• _Task to complete_: In your copy, leave out the pictures; write out all the data exactly.

....................

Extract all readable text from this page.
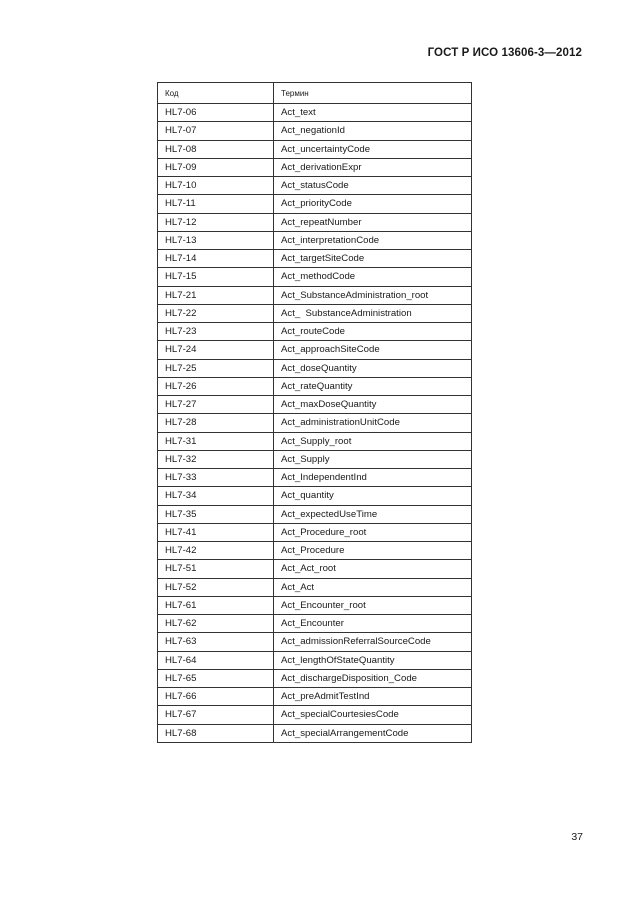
ГОСТ Р ИСО 13606-3—2012
Код	Термин
HL7-06	Act_text
HL7-07	Act_negationId
HL7-08	Act_uncertaintyCode
HL7-09	Act_derivationExpr
HL7-10	Act_statusCode
HL7-11	Act_priorityCode
HL7-12	Act_repeatNumber
HL7-13	Act_interpretationCode
HL7-14	Act_targetSiteCode
HL7-15	Act_methodCode
HL7-21	Act_SubstanceAdministration_root
HL7-22	Act_  SubstanceAdministration
HL7-23	Act_routeCode
HL7-24	Act_approachSiteCode
HL7-25	Act_doseQuantity
HL7-26	Act_rateQuantity
HL7-27	Act_maxDoseQuantity
HL7-28	Act_administrationUnitCode
HL7-31	Act_Supply_root
HL7-32	Act_Supply
HL7-33	Act_IndependentInd
HL7-34	Act_quantity
HL7-35	Act_expectedUseTime
HL7-41	Act_Procedure_root
HL7-42	Act_Procedure
HL7-51	Act_Act_root
HL7-52	Act_Act
HL7-61	Act_Encounter_root
HL7-62	Act_Encounter
HL7-63	Act_admissionReferralSourceCode
HL7-64	Act_lengthOfStateQuantity
HL7-65	Act_dischargeDisposition_Code
HL7-66	Act_preAdmitTestInd
HL7-67	Act_specialCourtesiesCode
HL7-68	Act_specialArrangementCode
37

....................

• _Response_:
Extract all readable text from this page.
ГОСТ Р ИСО 13606-3—2012
Код	Термин
HL7-06	Act_text
HL7-07	Act_negationId
HL7-08	Act_uncertaintyCode
HL7-09	Act_derivationExpr
HL7-10	Act_statusCode
HL7-11	Act_priorityCode
HL7-12	Act_repeatNumber
HL7-13	Act_interpretationCode
HL7-14	Act_targetSiteCode
HL7-15	Act_methodCode
HL7-21	Act_SubstanceAdministration_root
HL7-22	Act_  SubstanceAdministration
HL7-23	Act_routeCode
HL7-24	Act_approachSiteCode
HL7-25	Act_doseQuantity
HL7-26	Act_rateQuantity
HL7-27	Act_maxDoseQuantity
HL7-28	Act_administrationUnitCode
HL7-31	Act_Supply_root
HL7-32	Act_Supply
HL7-33	Act_IndependentInd
HL7-34	Act_quantity
HL7-35	Act_expectedUseTime
HL7-41	Act_Procedure_root
HL7-42	Act_Procedure
HL7-51	Act_Act_root
HL7-52	Act_Act
HL7-61	Act_Encounter_root
HL7-62	Act_Encounter
HL7-63	Act_admissionReferralSourceCode
HL7-64	Act_lengthOfStateQuantity
HL7-65	Act_dischargeDisposition_Code
HL7-66	Act_preAdmitTestInd
HL7-67	Act_specialCourtesiesCode
HL7-68	Act_specialArrangementCode
37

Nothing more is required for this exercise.